▸ EXERCISE PROMPT
The data below should be restated word for word, with every picture omitted.

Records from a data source
^^^^^^^^

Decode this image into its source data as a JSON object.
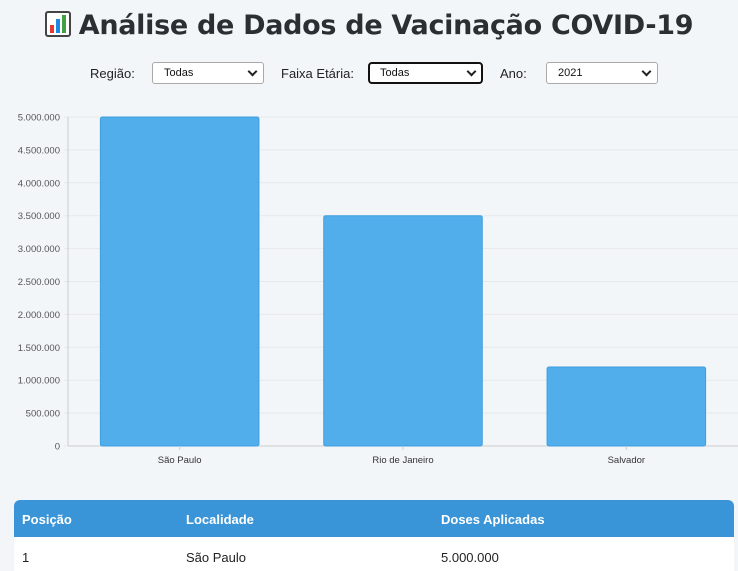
{
  "header": {
    "title": "Análise de Dados de Vacinação COVID-19",
    "icon": "bar-chart-icon"
  },
  "filters": {
    "region_label": "Região:",
    "region_value": "Todas",
    "age_label": "Faixa Etária:",
    "age_value": "Todas",
    "year_label": "Ano:",
    "year_value": "2021"
  },
  "colors": {
    "bar": "#52aeea",
    "table_header": "#3a95d8",
    "grid": "#e6e9ec"
  },
  "chart_data": {
    "type": "bar",
    "title": "",
    "xlabel": "",
    "ylabel": "",
    "categories": [
      "São Paulo",
      "Rio de Janeiro",
      "Salvador"
    ],
    "values": [
      5000000,
      3500000,
      1200000
    ],
    "ylim": [
      0,
      5000000
    ],
    "yticks": [
      0,
      500000,
      1000000,
      1500000,
      2000000,
      2500000,
      3000000,
      3500000,
      4000000,
      4500000,
      5000000
    ],
    "ytick_labels": [
      "0",
      "500.000",
      "1.000.000",
      "1.500.000",
      "2.000.000",
      "2.500.000",
      "3.000.000",
      "3.500.000",
      "4.000.000",
      "4.500.000",
      "5.000.000"
    ],
    "grid": true,
    "legend": "none"
  },
  "table": {
    "headers": [
      "Posição",
      "Localidade",
      "Doses Aplicadas"
    ],
    "rows": [
      [
        "1",
        "São Paulo",
        "5.000.000"
      ]
    ]
  }
}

^^^^^^^^

▸ WRITTEN RESPONSE
Decode this image into its source data as a JSON object.
{
  "header": {
    "title": "Análise de Dados de Vacinação COVID-19",
    "icon": "bar-chart-icon"
  },
  "filters": {
    "region_label": "Região:",
    "region_value": "Todas",
    "age_label": "Faixa Etária:",
    "age_value": "Todas",
    "year_label": "Ano:",
    "year_value": "2021"
  },
  "colors": {
    "bar": "#52aeea",
    "table_header": "#3a95d8",
    "grid": "#e6e9ec"
  },
  "chart_data": {
    "type": "bar",
    "title": "",
    "xlabel": "",
    "ylabel": "",
    "categories": [
      "São Paulo",
      "Rio de Janeiro",
      "Salvador"
    ],
    "values": [
      5000000,
      3500000,
      1200000
    ],
    "ylim": [
      0,
      5000000
    ],
    "yticks": [
      0,
      500000,
      1000000,
      1500000,
      2000000,
      2500000,
      3000000,
      3500000,
      4000000,
      4500000,
      5000000
    ],
    "ytick_labels": [
      "0",
      "500.000",
      "1.000.000",
      "1.500.000",
      "2.000.000",
      "2.500.000",
      "3.000.000",
      "3.500.000",
      "4.000.000",
      "4.500.000",
      "5.000.000"
    ],
    "grid": true,
    "legend": "none"
  },
  "table": {
    "headers": [
      "Posição",
      "Localidade",
      "Doses Aplicadas"
    ],
    "rows": [
      [
        "1",
        "São Paulo",
        "5.000.000"
      ]
    ]
  }
}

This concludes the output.